== Passage fourni ==
En fin de compte, la différence qu'il y a entre les deux experts à propos de cet aspect du dispositif formant barre de tension est un désaccord au sujet du degré de tension que supporte ce dispositif et s'il résiste à des forces de compression quelconque[s].

[11]  La Cour fédérale n'a alors pas explicitement résolu le « désaccord au sujet du degré de tension » et ne s'est pas prononcée non plus sur le point de savoir si le « dispositif formant barre de tension » est soumis à une force de traction « pure » ou « principalement » à une force de tension. Elle conclut plutôt son analyse de cet élément des revendications en affirmant être persuadée (au paragraphe 243) :

qu'en raison de l'environnement dans lequel fonctionne un déambulateur, celui‑ci sera soumis à des forces diverses, dont des forces de traction et des forces transversales. Un dispositif d'aide au déplacement, qu'on s'en serve à l'intérieur ou à l'extérieur, est confronté à la possibilité distincte qu'il butte contre des murs, des portes, des pierres ou d'autres obstacles en se déplaçant dans des espaces étroits, autour d'objets ou même sur un sol inégal. De tels impacts feraient en sorte que des forces s'appliquent à des angles divers, autres que purement verticaux ou horizontaux.

[12]  Plus loin dans les motifs, cependant, la Cour fédérale affirme expressément (au paragraphe 420) avoir « souscrit à l'interprétation des revendications que M. Brienza a avancée ». Cela doit vouloir dire l'interprétation de l'ensemble des revendications et de leurs éléments.

[13]  En appel, Evolution a d'abord fait valoir que la Cour fédérale avait commis une erreur de droit en n'offrant aucune interprétation [TRADUCTION] « expresse » ou [TRADUCTION] « claire » de l'expression « dispositif formant barre de tension » : mémoire d'Evolution, aux paragraphes 30 et 54. En réponse, Human Care a fait valoir que la Cour fédérale avait fourni une interprétation claire de l'expression « dispositif formant barre de tension » et que l'argument d'Evolution n'était [TRADUCTION] « qu'une plainte que la Cour fédérale avait accordé plus de poids aux éléments de preuve présentés par M. Brienza qu'à ceux de M. Schuch » : mémoire de Human Care, au paragraphe 37.

[14]  À l'audience de l'appel, Evolution a exprimé clairement qu'elle acceptait la thèse énoncée dans le mémoire de Human Care. En d'autres termes, elle reconnaît maintenant que la Cour fédérale a interprété l'expression « dispositif formant barre de tension » conformément au témoignage de M. Brienza. Evolution souligne cependant que la Cour fédérale avait conclu que les experts différaient d'avis sur le degré de la force de traction que subirait le « dispositif formant barre de tension » : une force de traction « pure », selon l'opinion de M. Schuch, ou « principalement » une force de traction, selon celui de M. Brienza. Evolution prétend qu'en retenant le témoignage de M. Brienza, la Cour fédérale a interprété l'expression « dispositif formant barre de tension » comme exigeant que le « dispositif » soit « principalement » sous tension. En raison de cette interprétation, Evolution affirme que la Cour fédérale a commis une erreur en concluant à la contrefaçon, puisque le dossier ne démontre pas que le montant du déambulateur Xpresso est principalement sous tension.

== Document présenté ==
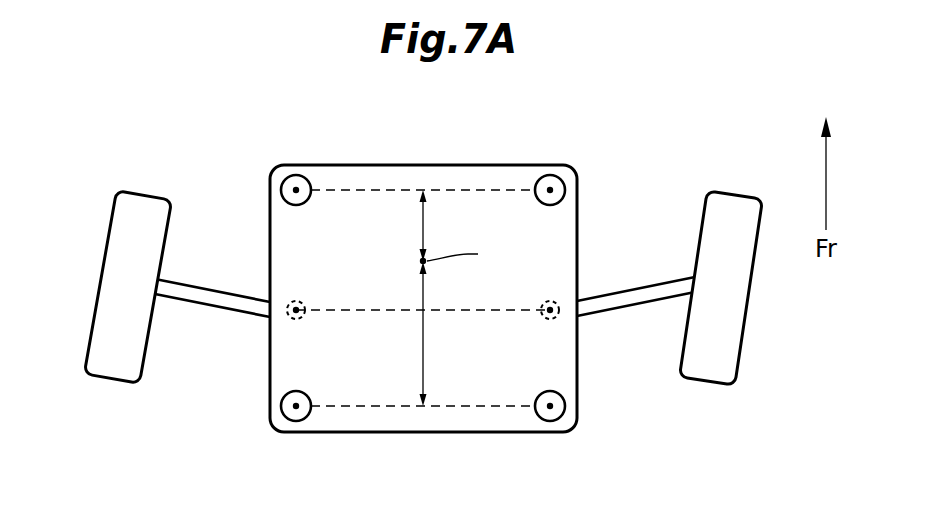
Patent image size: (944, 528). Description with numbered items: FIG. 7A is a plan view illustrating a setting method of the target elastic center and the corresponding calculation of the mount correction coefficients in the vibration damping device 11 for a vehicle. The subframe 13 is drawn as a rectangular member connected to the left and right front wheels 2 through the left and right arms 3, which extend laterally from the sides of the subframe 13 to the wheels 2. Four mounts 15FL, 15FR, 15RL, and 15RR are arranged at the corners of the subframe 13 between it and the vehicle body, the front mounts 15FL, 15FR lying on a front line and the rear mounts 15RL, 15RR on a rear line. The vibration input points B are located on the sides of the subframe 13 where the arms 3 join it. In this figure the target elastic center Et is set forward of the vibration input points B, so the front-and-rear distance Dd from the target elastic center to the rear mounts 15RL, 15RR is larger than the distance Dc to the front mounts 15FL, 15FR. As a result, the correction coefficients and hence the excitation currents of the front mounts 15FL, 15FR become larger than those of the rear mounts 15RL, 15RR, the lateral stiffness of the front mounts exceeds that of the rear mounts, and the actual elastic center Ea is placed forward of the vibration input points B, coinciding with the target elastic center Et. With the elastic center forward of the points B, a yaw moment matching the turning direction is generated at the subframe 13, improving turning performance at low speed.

The vibration damping device 11 is at (261, 416).
The front wheel 2 is at (150, 192).
The arm 3 is at (207, 304).
The subframe 13 is at (408, 165).
The front left mount 15FL is at (296, 175).
The front right mount 15FR is at (550, 175).
The rear left mount 15RL is at (296, 421).
The rear right mount 15RR is at (550, 421).
The vibration input point B is at (296, 300).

== Consigne A ==
Mettez à jour le passage fourni, de « qu'en raison de » à « verticaux ou horizontaux. », en remplaçant « déambulateur » par « appareil ».
== Consigne B ==
D'après le passage fourni, à quel paragraphe de ses motifs la Cour fédérale déclare-t-elle avoir souscrit à l'interprétation des revendications avancée par M. Brienza ?

== Résultat attendu A ==
qu'en raison de l'environnement dans lequel fonctionne un appareil, celui‑ci sera soumis à des forces diverses, dont des forces de traction et des forces transversales. Un dispositif d'aide au déplacement, qu'on s'en serve à l'intérieur ou à l'extérieur, est confronté à la possibilité distincte qu'il butte contre des murs, des portes, des pierres ou d'autres obstacles en se déplaçant dans des espaces étroits, autour d'objets ou même sur un sol inégal. De tels impacts feraient en sorte que des forces s'appliquent à des angles divers, autres que purement verticaux ou horizontaux.

== Résultat attendu B ==
Au paragraphe 420.